What to do: Would you output the whole listing below, exactly as it reads?

(Dataset rows)
====================

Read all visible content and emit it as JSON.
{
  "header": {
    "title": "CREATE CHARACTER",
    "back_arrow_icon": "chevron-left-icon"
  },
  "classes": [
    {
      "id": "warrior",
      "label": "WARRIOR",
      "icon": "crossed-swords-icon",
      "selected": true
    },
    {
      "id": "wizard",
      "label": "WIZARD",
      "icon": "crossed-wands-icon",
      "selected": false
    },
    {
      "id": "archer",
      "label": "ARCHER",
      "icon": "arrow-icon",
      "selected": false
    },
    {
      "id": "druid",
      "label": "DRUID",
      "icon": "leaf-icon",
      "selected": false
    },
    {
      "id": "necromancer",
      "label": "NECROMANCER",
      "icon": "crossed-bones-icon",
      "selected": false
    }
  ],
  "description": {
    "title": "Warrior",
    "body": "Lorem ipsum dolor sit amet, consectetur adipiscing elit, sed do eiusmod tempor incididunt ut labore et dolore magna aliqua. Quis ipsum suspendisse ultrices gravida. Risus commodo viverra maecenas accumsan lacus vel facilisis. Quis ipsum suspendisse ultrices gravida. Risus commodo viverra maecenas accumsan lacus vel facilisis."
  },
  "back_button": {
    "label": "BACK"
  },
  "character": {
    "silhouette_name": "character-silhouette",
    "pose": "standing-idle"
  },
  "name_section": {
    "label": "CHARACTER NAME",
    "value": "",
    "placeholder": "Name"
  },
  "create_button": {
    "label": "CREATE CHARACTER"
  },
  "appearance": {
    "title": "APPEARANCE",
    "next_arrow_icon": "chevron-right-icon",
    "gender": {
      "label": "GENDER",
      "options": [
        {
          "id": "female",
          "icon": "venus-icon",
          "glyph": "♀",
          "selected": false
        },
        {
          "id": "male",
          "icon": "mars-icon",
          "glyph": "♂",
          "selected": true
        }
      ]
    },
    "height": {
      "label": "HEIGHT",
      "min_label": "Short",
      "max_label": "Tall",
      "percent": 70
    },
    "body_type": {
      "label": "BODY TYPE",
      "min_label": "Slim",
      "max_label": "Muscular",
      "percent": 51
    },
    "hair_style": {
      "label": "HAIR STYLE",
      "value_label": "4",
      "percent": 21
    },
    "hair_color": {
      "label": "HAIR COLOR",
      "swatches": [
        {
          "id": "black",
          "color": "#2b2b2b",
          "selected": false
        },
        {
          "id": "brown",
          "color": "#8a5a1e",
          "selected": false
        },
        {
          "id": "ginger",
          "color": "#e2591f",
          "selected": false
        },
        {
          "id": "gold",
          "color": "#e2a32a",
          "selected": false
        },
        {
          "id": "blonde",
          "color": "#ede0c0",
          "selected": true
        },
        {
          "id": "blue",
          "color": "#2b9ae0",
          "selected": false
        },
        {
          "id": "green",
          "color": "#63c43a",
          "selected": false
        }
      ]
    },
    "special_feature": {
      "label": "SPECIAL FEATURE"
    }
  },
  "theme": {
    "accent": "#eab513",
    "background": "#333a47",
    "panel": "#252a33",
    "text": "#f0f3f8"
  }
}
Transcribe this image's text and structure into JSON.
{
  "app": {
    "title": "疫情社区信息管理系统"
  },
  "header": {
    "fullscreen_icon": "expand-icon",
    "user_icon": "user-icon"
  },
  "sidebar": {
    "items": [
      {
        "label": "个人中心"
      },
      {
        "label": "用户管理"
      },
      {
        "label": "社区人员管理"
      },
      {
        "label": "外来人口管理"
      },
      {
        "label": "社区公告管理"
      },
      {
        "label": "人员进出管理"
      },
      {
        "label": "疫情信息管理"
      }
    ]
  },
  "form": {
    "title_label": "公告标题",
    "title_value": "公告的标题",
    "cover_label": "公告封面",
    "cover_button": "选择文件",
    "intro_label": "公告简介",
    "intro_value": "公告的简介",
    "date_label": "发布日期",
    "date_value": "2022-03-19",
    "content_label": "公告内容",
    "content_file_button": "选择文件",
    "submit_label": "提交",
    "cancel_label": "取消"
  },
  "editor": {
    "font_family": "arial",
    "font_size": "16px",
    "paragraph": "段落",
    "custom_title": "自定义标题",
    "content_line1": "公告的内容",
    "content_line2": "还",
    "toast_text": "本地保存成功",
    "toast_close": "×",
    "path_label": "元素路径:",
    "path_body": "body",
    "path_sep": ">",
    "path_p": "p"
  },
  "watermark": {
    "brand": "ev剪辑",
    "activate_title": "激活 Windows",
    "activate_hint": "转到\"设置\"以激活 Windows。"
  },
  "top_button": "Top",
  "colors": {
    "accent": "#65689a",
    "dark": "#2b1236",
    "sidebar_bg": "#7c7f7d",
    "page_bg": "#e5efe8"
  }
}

====================

Exercise output:
Read all visible content and emit it as JSON.
{
  "header": {
    "title": "CREATE CHARACTER",
    "back_arrow_icon": "chevron-left-icon"
  },
  "classes": [
    {
      "id": "warrior",
      "label": "WARRIOR",
      "icon": "crossed-swords-icon",
      "selected": true
    },
    {
      "id": "wizard",
      "label": "WIZARD",
      "icon": "crossed-wands-icon",
      "selected": false
    },
    {
      "id": "archer",
      "label": "ARCHER",
      "icon": "arrow-icon",
      "selected": false
    },
    {
      "id": "druid",
      "label": "DRUID",
      "icon": "leaf-icon",
      "selected": false
    },
    {
      "id": "necromancer",
      "label": "NECROMANCER",
      "icon": "crossed-bones-icon",
      "selected": false
    }
  ],
  "description": {
    "title": "Warrior",
    "body": "Lorem ipsum dolor sit amet, consectetur adipiscing elit, sed do eiusmod tempor incididunt ut labore et dolore magna aliqua. Quis ipsum suspendisse ultrices gravida. Risus commodo viverra maecenas accumsan lacus vel facilisis. Quis ipsum suspendisse ultrices gravida. Risus commodo viverra maecenas accumsan lacus vel facilisis."
  },
  "back_button": {
    "label": "BACK"
  },
  "character": {
    "silhouette_name": "character-silhouette",
    "pose": "standing-idle"
  },
  "name_section": {
    "label": "CHARACTER NAME",
    "value": "",
    "placeholder": "Name"
  },
  "create_button": {
    "label": "CREATE CHARACTER"
  },
  "appearance": {
    "title": "APPEARANCE",
    "next_arrow_icon": "chevron-right-icon",
    "gender": {
      "label": "GENDER",
      "options": [
        {
          "id": "female",
          "icon": "venus-icon",
          "glyph": "♀",
          "selected": false
        },
        {
          "id": "male",
          "icon": "mars-icon",
          "glyph": "♂",
          "selected": true
        }
      ]
    },
    "height": {
      "label": "HEIGHT",
      "min_label": "Short",
      "max_label": "Tall",
      "percent": 70
    },
    "body_type": {
      "label": "BODY TYPE",
      "min_label": "Slim",
      "max_label": "Muscular",
      "percent": 51
    },
    "hair_style": {
      "label": "HAIR STYLE",
      "value_label": "4",
      "percent": 21
    },
    "hair_color": {
      "label": "HAIR COLOR",
      "swatches": [
        {
          "id": "black",
          "color": "#2b2b2b",
          "selected": false
        },
        {
          "id": "brown",
          "color": "#8a5a1e",
          "selected": false
        },
        {
          "id": "ginger",
          "color": "#e2591f",
          "selected": false
        },
        {
          "id": "gold",
          "color": "#e2a32a",
          "selected": false
        },
        {
          "id": "blonde",
          "color": "#ede0c0",
          "selected": true
        },
        {
          "id": "blue",
          "color": "#2b9ae0",
          "selected": false
        },
        {
          "id": "green",
          "color": "#63c43a",
          "selected": false
        }
      ]
    },
    "special_feature": {
      "label": "SPECIAL FEATURE"
    }
  },
  "theme": {
    "accent": "#eab513",
    "background": "#333a47",
    "panel": "#252a33",
    "text": "#f0f3f8"
  }
}
Transcribe this image's text and structure into JSON.
{
  "app": {
    "title": "疫情社区信息管理系统"
  },
  "header": {
    "fullscreen_icon": "expand-icon",
    "user_icon": "user-icon"
  },
  "sidebar": {
    "items": [
      {
        "label": "个人中心"
      },
      {
        "label": "用户管理"
      },
      {
        "label": "社区人员管理"
      },
      {
        "label": "外来人口管理"
      },
      {
        "label": "社区公告管理"
      },
      {
        "label": "人员进出管理"
      },
      {
        "label": "疫情信息管理"
      }
    ]
  },
  "form": {
    "title_label": "公告标题",
    "title_value": "公告的标题",
    "cover_label": "公告封面",
    "cover_button": "选择文件",
    "intro_label": "公告简介",
    "intro_value": "公告的简介",
    "date_label": "发布日期",
    "date_value": "2022-03-19",
    "content_label": "公告内容",
    "content_file_button": "选择文件",
    "submit_label": "提交",
    "cancel_label": "取消"
  },
  "editor": {
    "font_family": "arial",
    "font_size": "16px",
    "paragraph": "段落",
    "custom_title": "自定义标题",
    "content_line1": "公告的内容",
    "content_line2": "还",
    "toast_text": "本地保存成功",
    "toast_close": "×",
    "path_label": "元素路径:",
    "path_body": "body",
    "path_sep": ">",
    "path_p": "p"
  },
  "watermark": {
    "brand": "ev剪辑",
    "activate_title": "激活 Windows",
    "activate_hint": "转到\"设置\"以激活 Windows。"
  },
  "top_button": "Top",
  "colors": {
    "accent": "#65689a",
    "dark": "#2b1236",
    "sidebar_bg": "#7c7f7d",
    "page_bg": "#e5efe8"
  }
}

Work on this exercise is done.